The investment opportunities for business ownership that you find on the web today range from the instantly recognizable fast food and brake and muffler franchises to businesses which offer you the opportunity to place beverage vending machines in offices. While on the surface, the messages from the various sites seem similar; the legal and business relationships being offered are vastly different.
Business opportunities are a highly regulated method of business expansion where a company provides outsiders the opportunity, for a fee, to go into business. Because of the historic high rate of fraudulent schemes the federal government and many states have enacted regulations and disclosure requirements that govern these types of relationships. Unfortunately, the rules regarding business opportunities can vary between the federal government and the states and even then they can vary from state to state.
Determining whether an opportunity is a franchise or a business opportunity can be tricky and even competent legal counsel will occasionally find it difficult. The distinction is usually most noticeable in two key areas:
The franchisor will generally insist on consistency from location to location and that includes requiring the franchisee to operate their business under their brand name. Business opportunities are frequently more entrepreneurial and less structured.
While both may provide training, the hallmark of franchising is in continual support to its franchisees -something that most biz ops lack.
There are three primary types of business opportunities.
The purchaser buys a route enabling them to service the company's clients by restocking those businesses with the company's products.
The purchaser buys the rights to sell the company's product within a territory and the territory may or may not be exclusive. Generally, the local business is not known by the company's name nor does it use the company's logo in identifying the business.
The purchaser obtains the right for access to proprietary data, marks or technology from which products or services can then be offered to the public.
The major advantage of a business opportunity over a franchise is that it offers a buyer a greater degree of flexibility in conducting their business than does the typical franchise - and usually at a lower cost of entrance and without the need to make ongoing royalty payments. It can be a very good method for home-based, part time or second income businesses.
Its most significant drawback is that typically the business owner does not receive significant management systems, training, ongoing support and marketing which are typical of a franchise relationship. Franchising provides an infrastructure and ongoing support that business opportunities generally don't.

Element and region listings

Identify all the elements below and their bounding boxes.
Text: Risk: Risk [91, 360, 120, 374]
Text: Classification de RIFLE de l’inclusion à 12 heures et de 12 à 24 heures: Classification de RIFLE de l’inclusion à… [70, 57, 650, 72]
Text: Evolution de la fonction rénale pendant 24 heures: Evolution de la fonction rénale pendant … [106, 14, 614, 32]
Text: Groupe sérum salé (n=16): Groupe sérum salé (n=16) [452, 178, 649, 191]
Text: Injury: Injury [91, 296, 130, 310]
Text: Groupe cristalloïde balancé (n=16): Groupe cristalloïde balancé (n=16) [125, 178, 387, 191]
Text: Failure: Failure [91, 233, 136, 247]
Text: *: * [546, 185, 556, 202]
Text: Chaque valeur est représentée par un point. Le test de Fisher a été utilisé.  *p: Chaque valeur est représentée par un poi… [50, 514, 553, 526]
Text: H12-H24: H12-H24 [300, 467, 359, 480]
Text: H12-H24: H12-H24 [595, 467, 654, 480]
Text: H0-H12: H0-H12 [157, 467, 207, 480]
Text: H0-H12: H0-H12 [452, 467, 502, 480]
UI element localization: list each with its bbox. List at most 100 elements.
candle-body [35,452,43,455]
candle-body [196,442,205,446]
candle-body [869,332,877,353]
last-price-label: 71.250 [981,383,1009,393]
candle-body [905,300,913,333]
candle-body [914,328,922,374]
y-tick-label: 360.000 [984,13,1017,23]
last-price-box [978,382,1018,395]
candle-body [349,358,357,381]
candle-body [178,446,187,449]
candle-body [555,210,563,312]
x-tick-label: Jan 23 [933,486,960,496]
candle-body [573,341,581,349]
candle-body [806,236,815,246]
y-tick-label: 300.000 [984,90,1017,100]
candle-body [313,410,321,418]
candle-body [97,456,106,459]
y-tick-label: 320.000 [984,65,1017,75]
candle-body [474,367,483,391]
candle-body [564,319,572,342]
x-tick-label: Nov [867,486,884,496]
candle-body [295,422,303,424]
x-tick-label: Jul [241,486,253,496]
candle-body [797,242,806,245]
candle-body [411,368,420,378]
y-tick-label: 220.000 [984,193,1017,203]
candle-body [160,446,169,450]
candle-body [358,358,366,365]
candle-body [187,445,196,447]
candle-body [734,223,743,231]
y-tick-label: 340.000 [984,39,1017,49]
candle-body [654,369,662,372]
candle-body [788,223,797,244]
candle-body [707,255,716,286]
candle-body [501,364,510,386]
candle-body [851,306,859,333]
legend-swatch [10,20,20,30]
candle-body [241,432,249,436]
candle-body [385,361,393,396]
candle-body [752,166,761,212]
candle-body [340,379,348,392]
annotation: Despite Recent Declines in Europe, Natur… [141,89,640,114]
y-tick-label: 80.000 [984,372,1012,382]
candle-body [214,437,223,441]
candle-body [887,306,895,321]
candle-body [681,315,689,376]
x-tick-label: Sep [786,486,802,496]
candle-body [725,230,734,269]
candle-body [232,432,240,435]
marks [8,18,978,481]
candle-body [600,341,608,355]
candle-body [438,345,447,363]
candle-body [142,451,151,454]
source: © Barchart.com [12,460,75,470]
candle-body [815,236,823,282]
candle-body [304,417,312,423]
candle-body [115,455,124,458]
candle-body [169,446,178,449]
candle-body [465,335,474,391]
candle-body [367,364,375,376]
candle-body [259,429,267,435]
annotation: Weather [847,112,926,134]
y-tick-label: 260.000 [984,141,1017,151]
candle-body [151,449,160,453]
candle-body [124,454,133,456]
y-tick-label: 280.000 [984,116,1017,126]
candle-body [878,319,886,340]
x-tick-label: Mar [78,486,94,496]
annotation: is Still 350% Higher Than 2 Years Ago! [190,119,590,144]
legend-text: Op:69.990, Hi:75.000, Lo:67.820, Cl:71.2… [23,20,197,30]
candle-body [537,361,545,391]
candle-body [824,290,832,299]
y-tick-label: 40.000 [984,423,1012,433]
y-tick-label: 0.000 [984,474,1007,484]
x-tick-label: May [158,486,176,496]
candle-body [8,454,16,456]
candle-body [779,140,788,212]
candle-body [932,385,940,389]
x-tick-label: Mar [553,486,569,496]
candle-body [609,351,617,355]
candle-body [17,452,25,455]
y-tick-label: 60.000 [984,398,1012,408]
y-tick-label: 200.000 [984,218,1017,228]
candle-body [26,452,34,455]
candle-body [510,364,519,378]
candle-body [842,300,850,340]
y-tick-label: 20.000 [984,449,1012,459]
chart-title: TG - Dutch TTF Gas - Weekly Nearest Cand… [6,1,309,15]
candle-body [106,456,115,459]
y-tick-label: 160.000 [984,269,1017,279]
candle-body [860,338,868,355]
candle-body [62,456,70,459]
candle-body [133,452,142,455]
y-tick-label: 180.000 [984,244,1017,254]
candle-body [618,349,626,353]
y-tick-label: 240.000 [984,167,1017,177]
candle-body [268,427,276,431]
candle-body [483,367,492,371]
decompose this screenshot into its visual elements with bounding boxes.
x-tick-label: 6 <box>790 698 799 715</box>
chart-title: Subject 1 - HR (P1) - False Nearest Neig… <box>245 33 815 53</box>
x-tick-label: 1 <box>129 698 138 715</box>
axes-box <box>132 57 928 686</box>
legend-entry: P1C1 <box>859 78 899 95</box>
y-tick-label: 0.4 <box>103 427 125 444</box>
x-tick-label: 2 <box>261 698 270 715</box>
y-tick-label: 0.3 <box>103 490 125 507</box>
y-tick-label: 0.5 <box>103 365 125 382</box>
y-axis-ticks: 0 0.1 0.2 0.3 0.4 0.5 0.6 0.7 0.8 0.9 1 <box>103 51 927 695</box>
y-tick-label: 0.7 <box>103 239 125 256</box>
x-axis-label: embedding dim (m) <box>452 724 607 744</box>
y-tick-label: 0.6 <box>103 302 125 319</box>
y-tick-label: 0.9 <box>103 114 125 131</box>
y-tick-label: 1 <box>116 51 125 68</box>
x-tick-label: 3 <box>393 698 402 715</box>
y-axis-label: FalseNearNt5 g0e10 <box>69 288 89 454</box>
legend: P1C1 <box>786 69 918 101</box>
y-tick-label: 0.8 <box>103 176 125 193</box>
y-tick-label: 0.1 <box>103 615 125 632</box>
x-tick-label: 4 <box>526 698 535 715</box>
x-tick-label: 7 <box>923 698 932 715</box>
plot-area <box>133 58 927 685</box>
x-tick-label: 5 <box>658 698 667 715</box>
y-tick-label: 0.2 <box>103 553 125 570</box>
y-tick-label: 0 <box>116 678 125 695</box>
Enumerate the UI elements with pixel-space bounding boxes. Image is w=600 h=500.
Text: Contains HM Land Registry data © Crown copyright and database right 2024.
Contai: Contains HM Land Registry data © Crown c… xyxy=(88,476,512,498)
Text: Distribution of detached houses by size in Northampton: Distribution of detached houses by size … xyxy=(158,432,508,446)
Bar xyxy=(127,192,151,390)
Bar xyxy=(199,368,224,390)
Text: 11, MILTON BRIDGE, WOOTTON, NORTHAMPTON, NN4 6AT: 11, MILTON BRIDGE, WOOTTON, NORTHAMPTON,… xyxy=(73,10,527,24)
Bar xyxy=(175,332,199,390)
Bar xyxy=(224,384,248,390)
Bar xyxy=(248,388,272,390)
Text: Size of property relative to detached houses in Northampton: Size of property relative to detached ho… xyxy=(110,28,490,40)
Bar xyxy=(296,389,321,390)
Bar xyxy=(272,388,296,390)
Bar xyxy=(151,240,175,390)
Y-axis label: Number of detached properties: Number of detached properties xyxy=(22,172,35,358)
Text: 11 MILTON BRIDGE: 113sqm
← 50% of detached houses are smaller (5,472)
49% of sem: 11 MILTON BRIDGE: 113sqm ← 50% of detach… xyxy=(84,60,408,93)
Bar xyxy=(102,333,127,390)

TASKS TO COMPLETE
(1) Translate the sentence "There are three primary types of business opportunities." from the passage on business opportunities and franchises into Spanish.
(2) Quote the passage on business opportunities and franchises between "Its most significant" and "opportunities generally don't.", inclusive.
(3) Write what comes next in the passage on business opportunities and franchises, picking up after its final sentence.
The data has no connection to the passage on business opportunities and franchises.

TASK RESULTS
(1) Hay tres tipos principales de oportunidades de negocio.

(2)
Its most significant drawback is that typically the business owner does not receive significant management systems, training, ongoing support and marketing which are typical of a franchise relationship. Franchising provides an infrastructure and ongoing support that business opportunities generally don't.

(3)
Depending on the business opportunity, there may be system-wide savings on the cost of products and services sold to customers - a standard also with most well developed franchise systems.
An expression frequently used in franchising is that "You are in business for yourself but not by yourself". In most biz ops your business is your own and ongoing support is generally not something you can count on. However, depending on your entrepreneurial nature and talents a biz op may be the perfect opportunity for you to start your new business.
Franchising finds its roots before the Middle Ages. It first appeared commercially in the United States before the Civil War, likely with Robert Fulton and his licensing of his steamboats and emerged as a force to be reckoned with in the post World War II 1950's. It boomed in the 60's. It policed itself in the 70's and it matured in the 80's and 90's. Franchising has become one of the most dominant forces in the world economy today.
Franchising is considerably more structured than business opportunities. However, just as with business opportunities there are variations in the definitions used by the Federal Trade Commission (FTC) and some states and there are even variations among the states. The most common definition cited though is the one promulgated by the FTC which makes the distinction between a simple license and a license that has crossed the barrier and become a franchise.
1. The licensee is given the right to distribute goods and services that bear the licensor's trademark, service mark, trade name, advertising or other commercial symbols;
2. The licensor exercises significant control over, or provides the licensee with significant assistance and, the licensee's method of operations; and
3. The licensee is required to make a payment of $500.00 or more to the licensor or a person affiliated with the franchisor at any time before or within six months after the licensee commences business operations.
When these three elements are in place, the license is generally considered a franchise and the franchisor must abide by certain rules generally focused on how they offer their opportunity to the public.
Franchising describes the system of delivery, not the specific product or services associated with the delivery as in a business opportunity.
The chief differences between Business Opportunities and Franchising is in the degree of the relationship:
Franchising: The franchisee's business is identified by the franchisor's trademark and consistency from location to location is usually important to the franchisor.
Business Opportunities: generally are not identified by the franchisor's trademark and the trademark if used is generally incidental to the products or services being offered.
Franchising: Franchisees generally receive training, marketing and other support on a continual and ongoing basis from their franchisor.
Business Opportunities: Other than some initial training, ongoing training, marketing and other support is usually not provided and is incidental to the relationship.
Franchising: The franchisee offers products or services typically on an exclusive or semi-exclusive basis and operates their business based upon standards of performance and product line dictated by their franchisor.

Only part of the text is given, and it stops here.